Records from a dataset
----------------------------------------
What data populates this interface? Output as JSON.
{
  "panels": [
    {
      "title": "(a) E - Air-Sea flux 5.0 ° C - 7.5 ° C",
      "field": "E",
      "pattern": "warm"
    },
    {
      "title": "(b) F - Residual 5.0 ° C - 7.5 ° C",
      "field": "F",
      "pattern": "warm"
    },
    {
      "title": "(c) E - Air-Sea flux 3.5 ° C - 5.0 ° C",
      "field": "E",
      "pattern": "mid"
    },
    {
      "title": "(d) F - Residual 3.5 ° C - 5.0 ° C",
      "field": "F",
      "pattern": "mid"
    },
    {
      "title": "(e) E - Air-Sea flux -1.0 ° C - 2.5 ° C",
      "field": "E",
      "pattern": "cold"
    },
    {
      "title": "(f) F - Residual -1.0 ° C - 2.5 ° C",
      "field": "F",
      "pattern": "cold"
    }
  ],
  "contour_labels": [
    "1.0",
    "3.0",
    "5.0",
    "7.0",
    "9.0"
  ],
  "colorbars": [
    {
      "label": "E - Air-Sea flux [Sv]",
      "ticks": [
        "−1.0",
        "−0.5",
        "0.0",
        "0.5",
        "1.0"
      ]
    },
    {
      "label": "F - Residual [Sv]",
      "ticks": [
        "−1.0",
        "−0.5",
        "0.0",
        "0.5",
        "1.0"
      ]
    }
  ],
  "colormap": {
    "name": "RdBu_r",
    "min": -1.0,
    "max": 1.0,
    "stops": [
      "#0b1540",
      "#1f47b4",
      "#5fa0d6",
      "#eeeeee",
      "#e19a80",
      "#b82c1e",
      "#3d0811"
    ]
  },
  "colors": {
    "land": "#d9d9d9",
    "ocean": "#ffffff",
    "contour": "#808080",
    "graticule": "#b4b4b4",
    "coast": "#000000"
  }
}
----------------------------------------
Given task: Copy each line above where the string "title" occurs.

Worked answer:
      "title": "(a) E - Air-Sea flux 5.0 ° C - 7.5 ° C",
      "title": "(b) F - Residual 5.0 ° C - 7.5 ° C",
      "title": "(c) E - Air-Sea flux 3.5 ° C - 5.0 ° C",
      "title": "(d) F - Residual 3.5 ° C - 5.0 ° C",
      "title": "(e) E - Air-Sea flux -1.0 ° C - 2.5 ° C",
      "title": "(f) F - Residual -1.0 ° C - 2.5 ° C",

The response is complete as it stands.